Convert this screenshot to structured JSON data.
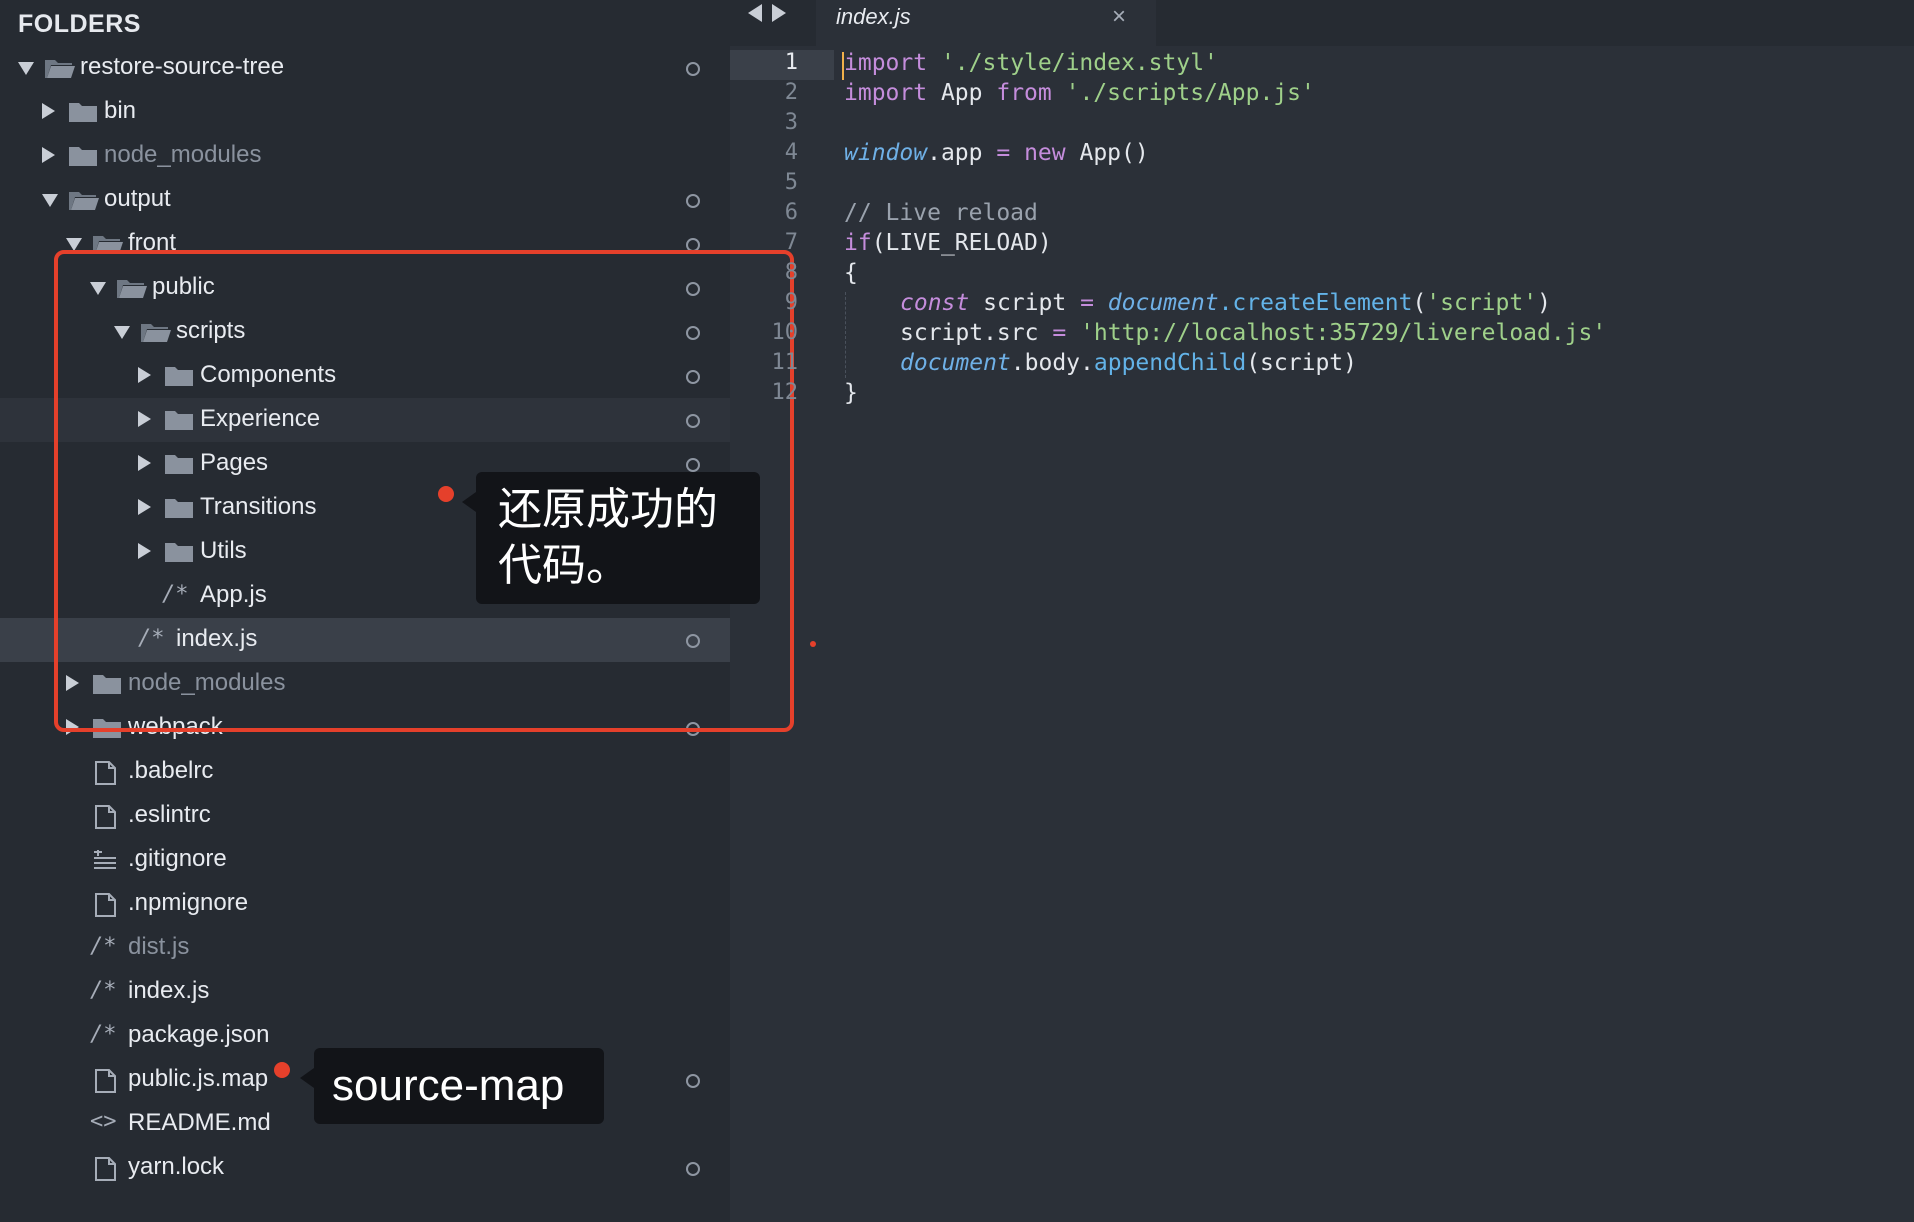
{
  "sidebar": {
    "title": "FOLDERS",
    "items": [
      {
        "label": "restore-source-tree",
        "type": "folder-open",
        "dim": false
      },
      {
        "label": "bin",
        "type": "folder",
        "dim": false
      },
      {
        "label": "node_modules",
        "type": "folder",
        "dim": true
      },
      {
        "label": "output",
        "type": "folder-open",
        "dim": false
      },
      {
        "label": "front",
        "type": "folder-open",
        "dim": false
      },
      {
        "label": "public",
        "type": "folder-open",
        "dim": false
      },
      {
        "label": "scripts",
        "type": "folder-open",
        "dim": false
      },
      {
        "label": "Components",
        "type": "folder",
        "dim": false
      },
      {
        "label": "Experience",
        "type": "folder",
        "dim": false
      },
      {
        "label": "Pages",
        "type": "folder",
        "dim": false
      },
      {
        "label": "Transitions",
        "type": "folder",
        "dim": false
      },
      {
        "label": "Utils",
        "type": "folder",
        "dim": false
      },
      {
        "label": "App.js",
        "type": "js-file",
        "dim": false
      },
      {
        "label": "index.js",
        "type": "js-file",
        "dim": false
      },
      {
        "label": "node_modules",
        "type": "folder",
        "dim": true
      },
      {
        "label": "webpack",
        "type": "folder",
        "dim": false
      },
      {
        "label": ".babelrc",
        "type": "file",
        "dim": false
      },
      {
        "label": ".eslintrc",
        "type": "file",
        "dim": false
      },
      {
        "label": ".gitignore",
        "type": "lines-file",
        "dim": false
      },
      {
        "label": ".npmignore",
        "type": "file",
        "dim": false
      },
      {
        "label": "dist.js",
        "type": "js-file",
        "dim": true
      },
      {
        "label": "index.js",
        "type": "js-file",
        "dim": false
      },
      {
        "label": "package.json",
        "type": "js-file",
        "dim": false
      },
      {
        "label": "public.js.map",
        "type": "file",
        "dim": false
      },
      {
        "label": "README.md",
        "type": "code-file",
        "dim": false
      },
      {
        "label": "yarn.lock",
        "type": "file",
        "dim": false
      }
    ]
  },
  "editor": {
    "tab_title": "index.js",
    "tab_close": "×",
    "line_numbers": [
      "1",
      "2",
      "3",
      "4",
      "5",
      "6",
      "7",
      "8",
      "9",
      "10",
      "11",
      "12"
    ],
    "code": {
      "l1_kw": "import",
      "l1_str": "'./style/index.styl'",
      "l2_kw": "import",
      "l2_plain": "App",
      "l2_kw2": "from",
      "l2_str": "'./scripts/App.js'",
      "l4_glob": "window",
      "l4_plain1": ".app",
      "l4_op": "=",
      "l4_kw": "new",
      "l4_plain2": "App()",
      "l6_cmt": "// Live reload",
      "l7_kw": "if",
      "l7_plain": "(LIVE_RELOAD)",
      "l8": "{",
      "l9_kw": "const",
      "l9_plain": "script",
      "l9_op": "=",
      "l9_glob": "document",
      "l9_fn": ".createElement",
      "l9_paren": "(",
      "l9_str": "'script'",
      "l9_end": ")",
      "l10_plain": "script.src",
      "l10_op": "=",
      "l10_str": "'http://localhost:35729/livereload.js'",
      "l11_glob": "document",
      "l11_plain": ".body.",
      "l11_fn": "appendChild",
      "l11_end": "(script)",
      "l12": "}"
    }
  },
  "annotations": {
    "callout1_line1": "还原成功的",
    "callout1_line2": "代码。",
    "callout2": "source-map"
  },
  "colors": {
    "accent_red": "#e5402b",
    "sidebar_bg": "#262b32",
    "editor_bg": "#2b3038"
  }
}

****************************************

*GIVEN REQUEST*
A faithful copy of the records above is needed, with the pictures left out.

*ANSWER*
Convert this screenshot to structured JSON data.
{
  "sidebar": {
    "title": "FOLDERS",
    "items": [
      {
        "label": "restore-source-tree",
        "type": "folder-open",
        "dim": false
      },
      {
        "label": "bin",
        "type": "folder",
        "dim": false
      },
      {
        "label": "node_modules",
        "type": "folder",
        "dim": true
      },
      {
        "label": "output",
        "type": "folder-open",
        "dim": false
      },
      {
        "label": "front",
        "type": "folder-open",
        "dim": false
      },
      {
        "label": "public",
        "type": "folder-open",
        "dim": false
      },
      {
        "label": "scripts",
        "type": "folder-open",
        "dim": false
      },
      {
        "label": "Components",
        "type": "folder",
        "dim": false
      },
      {
        "label": "Experience",
        "type": "folder",
        "dim": false
      },
      {
        "label": "Pages",
        "type": "folder",
        "dim": false
      },
      {
        "label": "Transitions",
        "type": "folder",
        "dim": false
      },
      {
        "label": "Utils",
        "type": "folder",
        "dim": false
      },
      {
        "label": "App.js",
        "type": "js-file",
        "dim": false
      },
      {
        "label": "index.js",
        "type": "js-file",
        "dim": false
      },
      {
        "label": "node_modules",
        "type": "folder",
        "dim": true
      },
      {
        "label": "webpack",
        "type": "folder",
        "dim": false
      },
      {
        "label": ".babelrc",
        "type": "file",
        "dim": false
      },
      {
        "label": ".eslintrc",
        "type": "file",
        "dim": false
      },
      {
        "label": ".gitignore",
        "type": "lines-file",
        "dim": false
      },
      {
        "label": ".npmignore",
        "type": "file",
        "dim": false
      },
      {
        "label": "dist.js",
        "type": "js-file",
        "dim": true
      },
      {
        "label": "index.js",
        "type": "js-file",
        "dim": false
      },
      {
        "label": "package.json",
        "type": "js-file",
        "dim": false
      },
      {
        "label": "public.js.map",
        "type": "file",
        "dim": false
      },
      {
        "label": "README.md",
        "type": "code-file",
        "dim": false
      },
      {
        "label": "yarn.lock",
        "type": "file",
        "dim": false
      }
    ]
  },
  "editor": {
    "tab_title": "index.js",
    "tab_close": "×",
    "line_numbers": [
      "1",
      "2",
      "3",
      "4",
      "5",
      "6",
      "7",
      "8",
      "9",
      "10",
      "11",
      "12"
    ],
    "code": {
      "l1_kw": "import",
      "l1_str": "'./style/index.styl'",
      "l2_kw": "import",
      "l2_plain": "App",
      "l2_kw2": "from",
      "l2_str": "'./scripts/App.js'",
      "l4_glob": "window",
      "l4_plain1": ".app",
      "l4_op": "=",
      "l4_kw": "new",
      "l4_plain2": "App()",
      "l6_cmt": "// Live reload",
      "l7_kw": "if",
      "l7_plain": "(LIVE_RELOAD)",
      "l8": "{",
      "l9_kw": "const",
      "l9_plain": "script",
      "l9_op": "=",
      "l9_glob": "document",
      "l9_fn": ".createElement",
      "l9_paren": "(",
      "l9_str": "'script'",
      "l9_end": ")",
      "l10_plain": "script.src",
      "l10_op": "=",
      "l10_str": "'http://localhost:35729/livereload.js'",
      "l11_glob": "document",
      "l11_plain": ".body.",
      "l11_fn": "appendChild",
      "l11_end": "(script)",
      "l12": "}"
    }
  },
  "annotations": {
    "callout1_line1": "还原成功的",
    "callout1_line2": "代码。",
    "callout2": "source-map"
  },
  "colors": {
    "accent_red": "#e5402b",
    "sidebar_bg": "#262b32",
    "editor_bg": "#2b3038"
  }
}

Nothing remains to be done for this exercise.